Aim of the task:
Please transcribe the listing below in full and word for word, without its pictures.
== Data records ==
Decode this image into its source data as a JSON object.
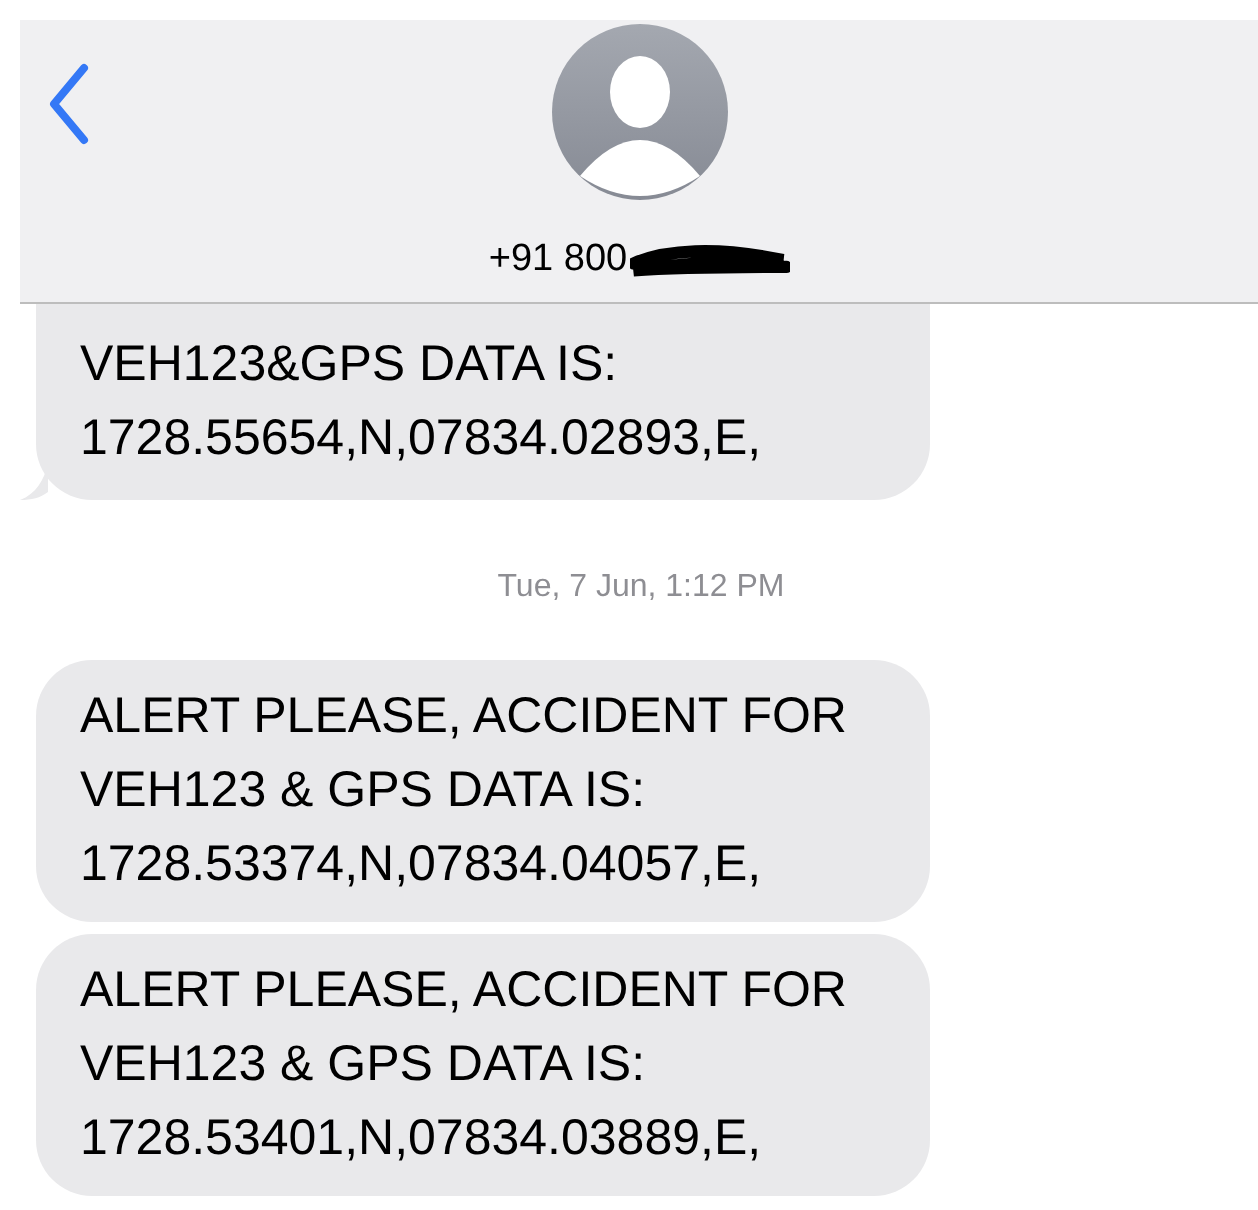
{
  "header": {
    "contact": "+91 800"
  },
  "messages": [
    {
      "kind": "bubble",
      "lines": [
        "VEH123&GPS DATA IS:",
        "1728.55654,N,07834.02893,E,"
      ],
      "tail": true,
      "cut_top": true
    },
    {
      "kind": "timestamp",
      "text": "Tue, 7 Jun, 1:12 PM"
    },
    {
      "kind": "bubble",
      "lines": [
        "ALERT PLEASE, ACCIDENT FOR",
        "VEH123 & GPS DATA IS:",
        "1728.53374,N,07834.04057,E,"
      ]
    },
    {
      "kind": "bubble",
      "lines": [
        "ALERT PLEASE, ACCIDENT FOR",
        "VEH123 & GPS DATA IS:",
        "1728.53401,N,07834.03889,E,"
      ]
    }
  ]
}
===
Finished answer:
Decode this image into its source data as a JSON object.
{
  "header": {
    "contact": "+91 800"
  },
  "messages": [
    {
      "kind": "bubble",
      "lines": [
        "VEH123&GPS DATA IS:",
        "1728.55654,N,07834.02893,E,"
      ],
      "tail": true,
      "cut_top": true
    },
    {
      "kind": "timestamp",
      "text": "Tue, 7 Jun, 1:12 PM"
    },
    {
      "kind": "bubble",
      "lines": [
        "ALERT PLEASE, ACCIDENT FOR",
        "VEH123 & GPS DATA IS:",
        "1728.53374,N,07834.04057,E,"
      ]
    },
    {
      "kind": "bubble",
      "lines": [
        "ALERT PLEASE, ACCIDENT FOR",
        "VEH123 & GPS DATA IS:",
        "1728.53401,N,07834.03889,E,"
      ]
    }
  ]
}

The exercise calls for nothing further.